### Figure data in JSON
------------------------------------------------------------

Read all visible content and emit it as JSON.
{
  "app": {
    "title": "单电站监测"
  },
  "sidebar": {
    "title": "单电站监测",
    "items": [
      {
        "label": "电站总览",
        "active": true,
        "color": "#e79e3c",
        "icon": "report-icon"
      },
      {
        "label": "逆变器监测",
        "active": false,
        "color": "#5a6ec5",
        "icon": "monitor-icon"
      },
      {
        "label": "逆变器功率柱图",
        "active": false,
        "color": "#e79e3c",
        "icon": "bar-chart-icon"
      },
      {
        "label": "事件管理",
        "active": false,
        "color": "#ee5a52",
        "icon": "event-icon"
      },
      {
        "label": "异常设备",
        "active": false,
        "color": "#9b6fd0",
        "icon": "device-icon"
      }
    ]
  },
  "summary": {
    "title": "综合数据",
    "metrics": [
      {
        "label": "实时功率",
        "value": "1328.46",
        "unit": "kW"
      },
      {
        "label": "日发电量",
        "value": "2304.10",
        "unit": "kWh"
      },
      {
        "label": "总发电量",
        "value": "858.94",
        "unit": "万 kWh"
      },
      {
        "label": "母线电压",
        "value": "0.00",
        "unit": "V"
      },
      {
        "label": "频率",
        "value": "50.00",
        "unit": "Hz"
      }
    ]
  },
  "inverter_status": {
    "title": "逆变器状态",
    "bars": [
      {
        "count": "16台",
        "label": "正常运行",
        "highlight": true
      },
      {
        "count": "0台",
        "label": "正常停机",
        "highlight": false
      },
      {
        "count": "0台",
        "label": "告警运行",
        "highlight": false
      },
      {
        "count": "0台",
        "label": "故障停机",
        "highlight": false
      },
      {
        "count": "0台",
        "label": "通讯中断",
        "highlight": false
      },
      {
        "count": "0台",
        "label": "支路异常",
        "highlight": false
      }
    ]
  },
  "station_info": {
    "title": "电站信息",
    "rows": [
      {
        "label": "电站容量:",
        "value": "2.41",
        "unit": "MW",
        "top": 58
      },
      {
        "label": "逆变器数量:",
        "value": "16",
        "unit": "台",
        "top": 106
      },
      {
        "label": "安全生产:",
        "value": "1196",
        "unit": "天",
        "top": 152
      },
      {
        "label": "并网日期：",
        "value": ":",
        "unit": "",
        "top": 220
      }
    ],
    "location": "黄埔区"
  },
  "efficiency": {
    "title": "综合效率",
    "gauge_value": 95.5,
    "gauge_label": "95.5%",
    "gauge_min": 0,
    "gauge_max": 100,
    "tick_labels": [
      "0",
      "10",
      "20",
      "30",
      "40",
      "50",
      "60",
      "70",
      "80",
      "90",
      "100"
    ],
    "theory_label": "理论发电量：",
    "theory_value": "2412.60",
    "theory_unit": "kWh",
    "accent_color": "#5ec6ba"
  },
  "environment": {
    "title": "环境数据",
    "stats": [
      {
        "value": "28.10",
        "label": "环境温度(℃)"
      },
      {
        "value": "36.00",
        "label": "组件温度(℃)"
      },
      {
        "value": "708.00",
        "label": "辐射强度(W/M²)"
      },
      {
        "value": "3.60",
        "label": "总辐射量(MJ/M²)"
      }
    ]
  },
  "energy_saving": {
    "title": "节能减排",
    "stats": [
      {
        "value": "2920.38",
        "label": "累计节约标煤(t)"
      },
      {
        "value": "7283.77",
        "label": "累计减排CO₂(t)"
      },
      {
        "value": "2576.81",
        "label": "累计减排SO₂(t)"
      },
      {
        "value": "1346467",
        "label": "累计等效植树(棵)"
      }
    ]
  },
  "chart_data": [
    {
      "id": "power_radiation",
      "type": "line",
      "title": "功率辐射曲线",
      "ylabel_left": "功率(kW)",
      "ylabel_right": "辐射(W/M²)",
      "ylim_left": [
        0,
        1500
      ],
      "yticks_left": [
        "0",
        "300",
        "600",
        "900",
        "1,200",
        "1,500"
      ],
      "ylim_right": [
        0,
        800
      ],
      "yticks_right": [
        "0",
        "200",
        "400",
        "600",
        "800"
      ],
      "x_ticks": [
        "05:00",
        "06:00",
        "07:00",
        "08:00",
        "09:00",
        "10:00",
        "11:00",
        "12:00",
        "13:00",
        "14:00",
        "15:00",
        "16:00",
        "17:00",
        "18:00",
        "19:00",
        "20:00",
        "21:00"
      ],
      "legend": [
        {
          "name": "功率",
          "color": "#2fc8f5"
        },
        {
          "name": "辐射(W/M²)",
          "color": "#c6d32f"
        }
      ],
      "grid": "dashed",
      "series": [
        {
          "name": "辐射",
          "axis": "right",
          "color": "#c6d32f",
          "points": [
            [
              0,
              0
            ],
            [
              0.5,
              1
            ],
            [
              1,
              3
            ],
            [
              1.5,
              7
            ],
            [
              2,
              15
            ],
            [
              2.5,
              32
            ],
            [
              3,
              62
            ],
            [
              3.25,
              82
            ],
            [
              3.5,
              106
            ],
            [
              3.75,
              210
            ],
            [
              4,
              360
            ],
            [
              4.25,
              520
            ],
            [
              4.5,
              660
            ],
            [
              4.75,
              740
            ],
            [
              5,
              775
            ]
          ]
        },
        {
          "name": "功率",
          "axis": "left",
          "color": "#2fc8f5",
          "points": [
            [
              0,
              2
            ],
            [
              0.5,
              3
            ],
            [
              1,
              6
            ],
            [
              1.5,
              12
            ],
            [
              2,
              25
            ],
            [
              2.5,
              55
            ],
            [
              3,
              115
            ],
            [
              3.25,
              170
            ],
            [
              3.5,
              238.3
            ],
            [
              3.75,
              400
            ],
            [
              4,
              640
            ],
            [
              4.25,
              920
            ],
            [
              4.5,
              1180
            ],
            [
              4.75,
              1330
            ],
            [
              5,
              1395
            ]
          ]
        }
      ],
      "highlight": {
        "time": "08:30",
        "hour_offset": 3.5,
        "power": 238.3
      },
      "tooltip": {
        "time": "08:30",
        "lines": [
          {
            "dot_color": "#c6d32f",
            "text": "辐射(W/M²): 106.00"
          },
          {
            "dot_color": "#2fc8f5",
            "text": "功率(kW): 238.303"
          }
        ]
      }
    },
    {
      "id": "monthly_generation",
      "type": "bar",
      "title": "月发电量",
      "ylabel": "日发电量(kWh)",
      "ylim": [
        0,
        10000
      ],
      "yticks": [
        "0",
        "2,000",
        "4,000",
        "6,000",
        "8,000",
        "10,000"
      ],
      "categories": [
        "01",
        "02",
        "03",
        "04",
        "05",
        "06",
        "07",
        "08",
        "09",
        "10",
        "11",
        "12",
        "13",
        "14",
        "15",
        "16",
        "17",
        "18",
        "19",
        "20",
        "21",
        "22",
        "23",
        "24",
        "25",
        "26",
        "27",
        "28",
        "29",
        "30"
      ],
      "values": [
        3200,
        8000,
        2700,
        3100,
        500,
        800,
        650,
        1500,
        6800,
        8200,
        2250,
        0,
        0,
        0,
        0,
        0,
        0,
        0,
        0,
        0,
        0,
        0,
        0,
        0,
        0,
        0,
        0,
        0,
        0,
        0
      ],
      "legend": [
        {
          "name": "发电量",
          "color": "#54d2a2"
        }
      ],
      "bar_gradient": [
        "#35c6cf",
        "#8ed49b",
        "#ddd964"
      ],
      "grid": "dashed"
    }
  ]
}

------------------------------------------------------------

### WHAT IS BEING ASKED
Using the records above, select and copy every line that has the word "title".

### ANSWER
    "title": "单电站监测"
    "title": "单电站监测",
    "title": "综合数据",
    "title": "逆变器状态",
    "title": "电站信息",
    "title": "综合效率",
    "title": "环境数据",
    "title": "节能减排",
      "title": "功率辐射曲线",
      "title": "月发电量",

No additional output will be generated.